** Opening EXTRACTED INFORMATION block **

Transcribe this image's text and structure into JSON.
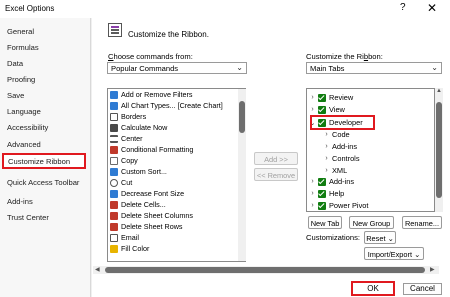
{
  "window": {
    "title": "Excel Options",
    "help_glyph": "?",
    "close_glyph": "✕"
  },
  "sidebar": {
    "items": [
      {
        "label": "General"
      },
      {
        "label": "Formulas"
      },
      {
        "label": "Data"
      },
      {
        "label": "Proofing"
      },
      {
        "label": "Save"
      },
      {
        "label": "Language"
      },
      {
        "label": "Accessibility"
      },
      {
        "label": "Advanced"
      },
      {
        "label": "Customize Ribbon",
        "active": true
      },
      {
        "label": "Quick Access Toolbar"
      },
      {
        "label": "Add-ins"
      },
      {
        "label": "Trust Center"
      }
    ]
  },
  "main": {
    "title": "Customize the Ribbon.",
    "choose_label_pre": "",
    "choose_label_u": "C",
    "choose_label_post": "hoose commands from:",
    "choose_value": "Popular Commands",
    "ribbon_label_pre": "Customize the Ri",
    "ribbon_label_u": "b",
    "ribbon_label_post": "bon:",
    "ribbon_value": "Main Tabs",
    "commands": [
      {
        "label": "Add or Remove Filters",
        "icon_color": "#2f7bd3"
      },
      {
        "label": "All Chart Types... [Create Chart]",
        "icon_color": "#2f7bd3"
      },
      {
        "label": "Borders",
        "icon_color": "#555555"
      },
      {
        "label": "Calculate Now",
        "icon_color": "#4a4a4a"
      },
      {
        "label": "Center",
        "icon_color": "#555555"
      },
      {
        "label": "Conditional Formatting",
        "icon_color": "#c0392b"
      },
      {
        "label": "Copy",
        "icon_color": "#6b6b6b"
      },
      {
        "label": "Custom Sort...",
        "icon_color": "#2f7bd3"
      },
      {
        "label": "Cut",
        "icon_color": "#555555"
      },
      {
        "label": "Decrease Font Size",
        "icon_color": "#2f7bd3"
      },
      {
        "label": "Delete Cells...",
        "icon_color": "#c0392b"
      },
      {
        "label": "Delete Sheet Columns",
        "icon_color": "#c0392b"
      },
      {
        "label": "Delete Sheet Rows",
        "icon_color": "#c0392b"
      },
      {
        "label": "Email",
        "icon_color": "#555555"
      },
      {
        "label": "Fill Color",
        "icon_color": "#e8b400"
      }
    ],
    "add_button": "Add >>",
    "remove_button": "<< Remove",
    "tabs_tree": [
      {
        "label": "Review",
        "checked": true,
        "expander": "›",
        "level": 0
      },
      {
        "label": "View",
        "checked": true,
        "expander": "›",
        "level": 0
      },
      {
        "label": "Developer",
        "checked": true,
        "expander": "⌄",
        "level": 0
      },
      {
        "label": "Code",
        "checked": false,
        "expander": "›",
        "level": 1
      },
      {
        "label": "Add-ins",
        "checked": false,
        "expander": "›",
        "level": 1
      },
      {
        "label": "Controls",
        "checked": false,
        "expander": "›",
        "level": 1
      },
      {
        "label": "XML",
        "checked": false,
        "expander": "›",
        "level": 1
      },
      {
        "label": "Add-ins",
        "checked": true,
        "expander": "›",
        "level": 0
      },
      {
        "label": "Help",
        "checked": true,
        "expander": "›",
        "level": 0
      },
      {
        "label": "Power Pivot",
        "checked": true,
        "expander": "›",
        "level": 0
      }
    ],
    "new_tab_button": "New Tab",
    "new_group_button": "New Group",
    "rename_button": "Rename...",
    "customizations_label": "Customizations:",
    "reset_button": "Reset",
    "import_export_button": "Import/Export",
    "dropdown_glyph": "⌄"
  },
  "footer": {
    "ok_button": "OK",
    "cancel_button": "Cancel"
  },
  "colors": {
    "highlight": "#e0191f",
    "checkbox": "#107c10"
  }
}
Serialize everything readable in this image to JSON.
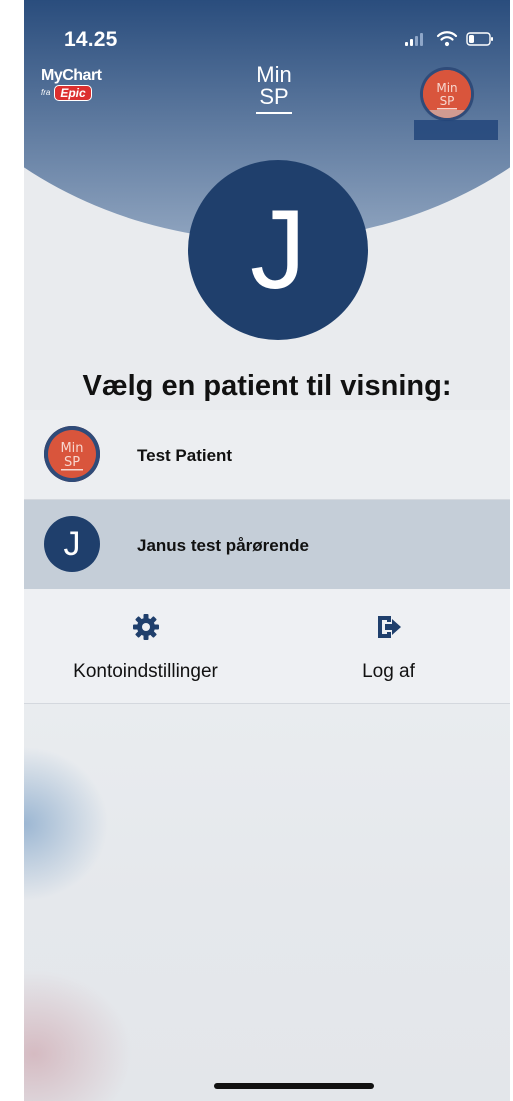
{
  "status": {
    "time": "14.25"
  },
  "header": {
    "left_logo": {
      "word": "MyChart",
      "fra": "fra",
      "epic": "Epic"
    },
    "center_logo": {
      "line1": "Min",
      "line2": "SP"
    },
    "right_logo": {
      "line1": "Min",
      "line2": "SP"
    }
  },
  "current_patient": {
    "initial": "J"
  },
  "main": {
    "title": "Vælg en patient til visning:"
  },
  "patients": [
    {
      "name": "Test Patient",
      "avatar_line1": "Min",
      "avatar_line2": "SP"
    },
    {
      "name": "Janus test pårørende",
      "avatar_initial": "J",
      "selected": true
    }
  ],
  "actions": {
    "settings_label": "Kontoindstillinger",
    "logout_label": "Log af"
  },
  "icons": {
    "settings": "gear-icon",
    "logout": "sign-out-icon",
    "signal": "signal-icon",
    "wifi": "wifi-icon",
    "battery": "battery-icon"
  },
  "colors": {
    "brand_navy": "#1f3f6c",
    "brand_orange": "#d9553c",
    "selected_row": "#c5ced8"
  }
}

** Closing EXTRACTED INFORMATION block **

Restate the material word for word; no picture should appear in the copy.

Transcribe this image's text and structure into JSON.
{
  "window": {
    "title": "Excel Options",
    "help_glyph": "?",
    "close_glyph": "✕"
  },
  "sidebar": {
    "items": [
      {
        "label": "General"
      },
      {
        "label": "Formulas"
      },
      {
        "label": "Data"
      },
      {
        "label": "Proofing"
      },
      {
        "label": "Save"
      },
      {
        "label": "Language"
      },
      {
        "label": "Accessibility"
      },
      {
        "label": "Advanced"
      },
      {
        "label": "Customize Ribbon",
        "active": true
      },
      {
        "label": "Quick Access Toolbar"
      },
      {
        "label": "Add-ins"
      },
      {
        "label": "Trust Center"
      }
    ]
  },
  "main": {
    "title": "Customize the Ribbon.",
    "choose_label_pre": "",
    "choose_label_u": "C",
    "choose_label_post": "hoose commands from:",
    "choose_value": "Popular Commands",
    "ribbon_label_pre": "Customize the Ri",
    "ribbon_label_u": "b",
    "ribbon_label_post": "bon:",
    "ribbon_value": "Main Tabs",
    "commands": [
      {
        "label": "Add or Remove Filters",
        "icon_color": "#2f7bd3"
      },
      {
        "label": "All Chart Types... [Create Chart]",
        "icon_color": "#2f7bd3"
      },
      {
        "label": "Borders",
        "icon_color": "#555555"
      },
      {
        "label": "Calculate Now",
        "icon_color": "#4a4a4a"
      },
      {
        "label": "Center",
        "icon_color": "#555555"
      },
      {
        "label": "Conditional Formatting",
        "icon_color": "#c0392b"
      },
      {
        "label": "Copy",
        "icon_color": "#6b6b6b"
      },
      {
        "label": "Custom Sort...",
        "icon_color": "#2f7bd3"
      },
      {
        "label": "Cut",
        "icon_color": "#555555"
      },
      {
        "label": "Decrease Font Size",
        "icon_color": "#2f7bd3"
      },
      {
        "label": "Delete Cells...",
        "icon_color": "#c0392b"
      },
      {
        "label": "Delete Sheet Columns",
        "icon_color": "#c0392b"
      },
      {
        "label": "Delete Sheet Rows",
        "icon_color": "#c0392b"
      },
      {
        "label": "Email",
        "icon_color": "#555555"
      },
      {
        "label": "Fill Color",
        "icon_color": "#e8b400"
      }
    ],
    "add_button": "Add >>",
    "remove_button": "<< Remove",
    "tabs_tree": [
      {
        "label": "Review",
        "checked": true,
        "expander": "›",
        "level": 0
      },
      {
        "label": "View",
        "checked": true,
        "expander": "›",
        "level": 0
      },
      {
        "label": "Developer",
        "checked": true,
        "expander": "⌄",
        "level": 0
      },
      {
        "label": "Code",
        "checked": false,
        "expander": "›",
        "level": 1
      },
      {
        "label": "Add-ins",
        "checked": false,
        "expander": "›",
        "level": 1
      },
      {
        "label": "Controls",
        "checked": false,
        "expander": "›",
        "level": 1
      },
      {
        "label": "XML",
        "checked": false,
        "expander": "›",
        "level": 1
      },
      {
        "label": "Add-ins",
        "checked": true,
        "expander": "›",
        "level": 0
      },
      {
        "label": "Help",
        "checked": true,
        "expander": "›",
        "level": 0
      },
      {
        "label": "Power Pivot",
        "checked": true,
        "expander": "›",
        "level": 0
      }
    ],
    "new_tab_button": "New Tab",
    "new_group_button": "New Group",
    "rename_button": "Rename...",
    "customizations_label": "Customizations:",
    "reset_button": "Reset",
    "import_export_button": "Import/Export",
    "dropdown_glyph": "⌄"
  },
  "footer": {
    "ok_button": "OK",
    "cancel_button": "Cancel"
  },
  "colors": {
    "highlight": "#e0191f",
    "checkbox": "#107c10"
  }
}
Serialize everything readable in this image to JSON.
{
  "status": {
    "time": "14.25"
  },
  "header": {
    "left_logo": {
      "word": "MyChart",
      "fra": "fra",
      "epic": "Epic"
    },
    "center_logo": {
      "line1": "Min",
      "line2": "SP"
    },
    "right_logo": {
      "line1": "Min",
      "line2": "SP"
    }
  },
  "current_patient": {
    "initial": "J"
  },
  "main": {
    "title": "Vælg en patient til visning:"
  },
  "patients": [
    {
      "name": "Test Patient",
      "avatar_line1": "Min",
      "avatar_line2": "SP"
    },
    {
      "name": "Janus test pårørende",
      "avatar_initial": "J",
      "selected": true
    }
  ],
  "actions": {
    "settings_label": "Kontoindstillinger",
    "logout_label": "Log af"
  },
  "icons": {
    "settings": "gear-icon",
    "logout": "sign-out-icon",
    "signal": "signal-icon",
    "wifi": "wifi-icon",
    "battery": "battery-icon"
  },
  "colors": {
    "brand_navy": "#1f3f6c",
    "brand_orange": "#d9553c",
    "selected_row": "#c5ced8"
  }
}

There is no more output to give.